To do:
The records that follow need to be output exactly as they are.

Dataset content:
┏━━

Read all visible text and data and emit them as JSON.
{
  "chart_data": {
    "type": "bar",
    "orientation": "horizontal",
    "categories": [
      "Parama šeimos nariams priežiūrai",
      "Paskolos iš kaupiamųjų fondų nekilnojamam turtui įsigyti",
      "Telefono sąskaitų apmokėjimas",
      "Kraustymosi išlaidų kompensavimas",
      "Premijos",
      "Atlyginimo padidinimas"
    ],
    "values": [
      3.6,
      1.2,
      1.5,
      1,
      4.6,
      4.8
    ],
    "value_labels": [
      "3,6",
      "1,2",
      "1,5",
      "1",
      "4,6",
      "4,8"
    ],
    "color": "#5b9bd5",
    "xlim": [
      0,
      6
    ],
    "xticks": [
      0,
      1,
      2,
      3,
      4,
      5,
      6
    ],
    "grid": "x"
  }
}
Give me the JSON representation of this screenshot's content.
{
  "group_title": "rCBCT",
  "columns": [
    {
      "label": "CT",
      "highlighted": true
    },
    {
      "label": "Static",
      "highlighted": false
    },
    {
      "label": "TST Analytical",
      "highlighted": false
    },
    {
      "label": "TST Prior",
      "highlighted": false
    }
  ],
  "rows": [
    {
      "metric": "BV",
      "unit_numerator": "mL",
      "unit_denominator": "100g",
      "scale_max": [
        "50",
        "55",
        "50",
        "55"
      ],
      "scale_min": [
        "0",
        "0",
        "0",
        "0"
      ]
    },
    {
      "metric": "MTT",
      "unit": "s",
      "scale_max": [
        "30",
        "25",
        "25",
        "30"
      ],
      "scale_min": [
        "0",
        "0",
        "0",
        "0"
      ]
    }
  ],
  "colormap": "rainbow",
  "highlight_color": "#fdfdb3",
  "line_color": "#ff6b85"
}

┗━━

Finished task:
Read all visible text and data and emit them as JSON.
{
  "chart_data": {
    "type": "bar",
    "orientation": "horizontal",
    "categories": [
      "Parama šeimos nariams priežiūrai",
      "Paskolos iš kaupiamųjų fondų nekilnojamam turtui įsigyti",
      "Telefono sąskaitų apmokėjimas",
      "Kraustymosi išlaidų kompensavimas",
      "Premijos",
      "Atlyginimo padidinimas"
    ],
    "values": [
      3.6,
      1.2,
      1.5,
      1,
      4.6,
      4.8
    ],
    "value_labels": [
      "3,6",
      "1,2",
      "1,5",
      "1",
      "4,6",
      "4,8"
    ],
    "color": "#5b9bd5",
    "xlim": [
      0,
      6
    ],
    "xticks": [
      0,
      1,
      2,
      3,
      4,
      5,
      6
    ],
    "grid": "x"
  }
}
Give me the JSON representation of this screenshot's content.
{
  "group_title": "rCBCT",
  "columns": [
    {
      "label": "CT",
      "highlighted": true
    },
    {
      "label": "Static",
      "highlighted": false
    },
    {
      "label": "TST Analytical",
      "highlighted": false
    },
    {
      "label": "TST Prior",
      "highlighted": false
    }
  ],
  "rows": [
    {
      "metric": "BV",
      "unit_numerator": "mL",
      "unit_denominator": "100g",
      "scale_max": [
        "50",
        "55",
        "50",
        "55"
      ],
      "scale_min": [
        "0",
        "0",
        "0",
        "0"
      ]
    },
    {
      "metric": "MTT",
      "unit": "s",
      "scale_max": [
        "30",
        "25",
        "25",
        "30"
      ],
      "scale_min": [
        "0",
        "0",
        "0",
        "0"
      ]
    }
  ],
  "colormap": "rainbow",
  "highlight_color": "#fdfdb3",
  "line_color": "#ff6b85"
}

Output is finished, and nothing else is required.